Records
--

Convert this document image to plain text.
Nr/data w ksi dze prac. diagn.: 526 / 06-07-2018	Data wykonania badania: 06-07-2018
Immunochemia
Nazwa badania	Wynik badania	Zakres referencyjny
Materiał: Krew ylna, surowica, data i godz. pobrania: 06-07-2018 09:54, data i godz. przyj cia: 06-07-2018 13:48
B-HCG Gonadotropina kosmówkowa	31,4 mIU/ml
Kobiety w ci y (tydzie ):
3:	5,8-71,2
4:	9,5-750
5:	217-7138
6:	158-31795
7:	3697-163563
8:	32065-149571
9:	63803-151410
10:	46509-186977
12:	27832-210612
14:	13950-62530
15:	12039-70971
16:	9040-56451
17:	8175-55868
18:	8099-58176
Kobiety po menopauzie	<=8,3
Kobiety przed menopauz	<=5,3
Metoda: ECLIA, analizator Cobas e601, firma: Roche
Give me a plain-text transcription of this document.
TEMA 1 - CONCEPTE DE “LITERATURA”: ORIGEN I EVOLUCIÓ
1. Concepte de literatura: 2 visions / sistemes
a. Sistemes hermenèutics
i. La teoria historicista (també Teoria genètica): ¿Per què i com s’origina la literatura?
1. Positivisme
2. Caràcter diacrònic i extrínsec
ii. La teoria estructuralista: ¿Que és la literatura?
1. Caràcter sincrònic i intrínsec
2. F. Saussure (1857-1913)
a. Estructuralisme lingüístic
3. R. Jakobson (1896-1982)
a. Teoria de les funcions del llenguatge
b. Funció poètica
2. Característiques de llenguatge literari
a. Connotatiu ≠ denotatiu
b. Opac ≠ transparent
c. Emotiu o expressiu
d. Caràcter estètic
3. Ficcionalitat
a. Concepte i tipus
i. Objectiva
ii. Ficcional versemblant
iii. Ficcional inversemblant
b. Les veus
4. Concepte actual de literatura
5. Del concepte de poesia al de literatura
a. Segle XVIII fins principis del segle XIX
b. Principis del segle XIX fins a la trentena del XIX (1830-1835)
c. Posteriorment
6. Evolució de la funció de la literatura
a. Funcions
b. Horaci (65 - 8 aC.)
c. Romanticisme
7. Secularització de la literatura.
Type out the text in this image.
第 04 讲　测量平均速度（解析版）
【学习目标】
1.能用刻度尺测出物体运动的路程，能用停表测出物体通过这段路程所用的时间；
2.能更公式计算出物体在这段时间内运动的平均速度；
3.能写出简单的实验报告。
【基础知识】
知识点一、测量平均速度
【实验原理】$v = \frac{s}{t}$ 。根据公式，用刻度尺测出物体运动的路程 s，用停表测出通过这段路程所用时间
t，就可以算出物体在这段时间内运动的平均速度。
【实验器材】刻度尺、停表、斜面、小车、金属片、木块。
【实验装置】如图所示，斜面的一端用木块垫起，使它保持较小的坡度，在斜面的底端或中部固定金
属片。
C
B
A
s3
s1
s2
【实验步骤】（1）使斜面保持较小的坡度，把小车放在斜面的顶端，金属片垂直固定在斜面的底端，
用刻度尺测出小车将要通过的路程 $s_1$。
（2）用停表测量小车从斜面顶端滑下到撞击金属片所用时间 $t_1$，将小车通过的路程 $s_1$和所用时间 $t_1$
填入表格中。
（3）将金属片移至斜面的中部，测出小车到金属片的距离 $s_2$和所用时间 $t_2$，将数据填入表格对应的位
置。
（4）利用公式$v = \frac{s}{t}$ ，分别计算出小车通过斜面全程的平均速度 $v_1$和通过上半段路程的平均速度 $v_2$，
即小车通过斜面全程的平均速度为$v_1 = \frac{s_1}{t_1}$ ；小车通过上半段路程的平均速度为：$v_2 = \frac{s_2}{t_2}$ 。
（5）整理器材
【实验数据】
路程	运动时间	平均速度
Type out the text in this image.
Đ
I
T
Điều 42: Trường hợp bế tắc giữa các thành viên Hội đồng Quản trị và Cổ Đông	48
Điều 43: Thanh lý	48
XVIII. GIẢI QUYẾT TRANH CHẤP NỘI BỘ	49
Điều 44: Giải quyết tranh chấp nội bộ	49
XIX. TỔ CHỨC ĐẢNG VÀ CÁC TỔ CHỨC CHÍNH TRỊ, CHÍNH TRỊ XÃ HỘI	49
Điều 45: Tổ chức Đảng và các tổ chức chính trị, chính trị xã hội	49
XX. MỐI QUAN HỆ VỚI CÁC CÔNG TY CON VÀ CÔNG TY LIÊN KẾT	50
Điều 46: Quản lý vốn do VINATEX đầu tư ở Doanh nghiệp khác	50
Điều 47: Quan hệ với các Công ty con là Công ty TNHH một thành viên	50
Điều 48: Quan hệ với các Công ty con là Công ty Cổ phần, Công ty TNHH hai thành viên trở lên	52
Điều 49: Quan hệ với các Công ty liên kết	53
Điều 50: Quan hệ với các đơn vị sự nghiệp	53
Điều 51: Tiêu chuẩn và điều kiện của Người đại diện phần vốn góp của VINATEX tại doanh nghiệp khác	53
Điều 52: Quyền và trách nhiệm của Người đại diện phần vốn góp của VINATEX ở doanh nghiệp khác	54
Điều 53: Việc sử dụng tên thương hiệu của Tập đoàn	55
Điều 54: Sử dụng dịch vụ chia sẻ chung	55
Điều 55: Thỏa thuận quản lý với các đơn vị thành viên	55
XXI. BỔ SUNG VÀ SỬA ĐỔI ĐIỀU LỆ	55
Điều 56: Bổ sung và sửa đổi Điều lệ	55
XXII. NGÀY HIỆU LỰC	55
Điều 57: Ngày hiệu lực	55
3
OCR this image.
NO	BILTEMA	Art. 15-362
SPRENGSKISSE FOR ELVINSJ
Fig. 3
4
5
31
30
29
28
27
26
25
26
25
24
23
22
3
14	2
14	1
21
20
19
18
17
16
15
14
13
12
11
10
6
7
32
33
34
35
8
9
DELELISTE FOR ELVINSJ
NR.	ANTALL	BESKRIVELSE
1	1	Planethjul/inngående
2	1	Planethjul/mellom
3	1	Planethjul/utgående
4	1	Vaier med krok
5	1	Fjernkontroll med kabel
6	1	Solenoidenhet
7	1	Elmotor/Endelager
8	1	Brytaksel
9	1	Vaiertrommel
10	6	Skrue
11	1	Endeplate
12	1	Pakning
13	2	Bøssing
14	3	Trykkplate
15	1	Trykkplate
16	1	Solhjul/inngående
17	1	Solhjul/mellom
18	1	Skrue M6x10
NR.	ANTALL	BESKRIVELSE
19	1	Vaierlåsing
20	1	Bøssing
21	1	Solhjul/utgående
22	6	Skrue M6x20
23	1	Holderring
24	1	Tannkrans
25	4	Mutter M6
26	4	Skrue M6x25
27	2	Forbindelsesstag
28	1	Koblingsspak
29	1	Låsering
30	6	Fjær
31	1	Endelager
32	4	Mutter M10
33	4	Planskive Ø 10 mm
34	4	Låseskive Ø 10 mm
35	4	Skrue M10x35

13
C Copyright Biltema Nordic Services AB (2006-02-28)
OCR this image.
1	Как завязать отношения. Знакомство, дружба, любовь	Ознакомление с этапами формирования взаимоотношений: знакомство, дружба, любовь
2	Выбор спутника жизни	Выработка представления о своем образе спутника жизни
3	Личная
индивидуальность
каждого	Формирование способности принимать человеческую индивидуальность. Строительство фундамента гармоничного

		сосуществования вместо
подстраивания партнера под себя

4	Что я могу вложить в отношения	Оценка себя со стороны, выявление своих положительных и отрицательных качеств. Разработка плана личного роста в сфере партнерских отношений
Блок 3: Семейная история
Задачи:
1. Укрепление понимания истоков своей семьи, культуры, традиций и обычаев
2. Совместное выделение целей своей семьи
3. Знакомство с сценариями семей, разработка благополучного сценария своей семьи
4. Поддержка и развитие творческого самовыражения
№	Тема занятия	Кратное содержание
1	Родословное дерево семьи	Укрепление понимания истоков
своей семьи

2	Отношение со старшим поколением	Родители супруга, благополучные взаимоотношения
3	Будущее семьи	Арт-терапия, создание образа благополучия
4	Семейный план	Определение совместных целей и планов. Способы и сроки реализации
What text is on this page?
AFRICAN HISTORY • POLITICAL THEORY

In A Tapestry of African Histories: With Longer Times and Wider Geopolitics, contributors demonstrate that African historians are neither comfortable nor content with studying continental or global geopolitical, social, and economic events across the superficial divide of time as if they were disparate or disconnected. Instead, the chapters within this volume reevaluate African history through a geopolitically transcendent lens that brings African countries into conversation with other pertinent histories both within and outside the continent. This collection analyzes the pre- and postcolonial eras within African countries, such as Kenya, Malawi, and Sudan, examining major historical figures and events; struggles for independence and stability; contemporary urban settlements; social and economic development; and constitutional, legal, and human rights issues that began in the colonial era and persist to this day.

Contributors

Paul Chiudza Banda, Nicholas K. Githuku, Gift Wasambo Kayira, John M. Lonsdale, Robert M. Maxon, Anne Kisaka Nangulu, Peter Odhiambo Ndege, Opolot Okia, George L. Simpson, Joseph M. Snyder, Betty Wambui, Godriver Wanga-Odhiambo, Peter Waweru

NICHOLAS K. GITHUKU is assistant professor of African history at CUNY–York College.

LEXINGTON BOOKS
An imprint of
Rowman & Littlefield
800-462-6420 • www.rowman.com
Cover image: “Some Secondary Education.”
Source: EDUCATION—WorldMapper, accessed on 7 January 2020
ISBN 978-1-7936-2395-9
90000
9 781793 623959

--

## What needs to be done
Find all lines where the word "phần" appears. Copy them.

## Solved problem
Điều 48: Quan hệ với các Công ty con là Công ty Cổ phần, Công ty TNHH hai thành viên trở lên	52
Điều 51: Tiêu chuẩn và điều kiện của Người đại diện phần vốn góp của VINATEX tại doanh nghiệp khác	53
Điều 52: Quyền và trách nhiệm của Người đại diện phần vốn góp của VINATEX ở doanh nghiệp khác	54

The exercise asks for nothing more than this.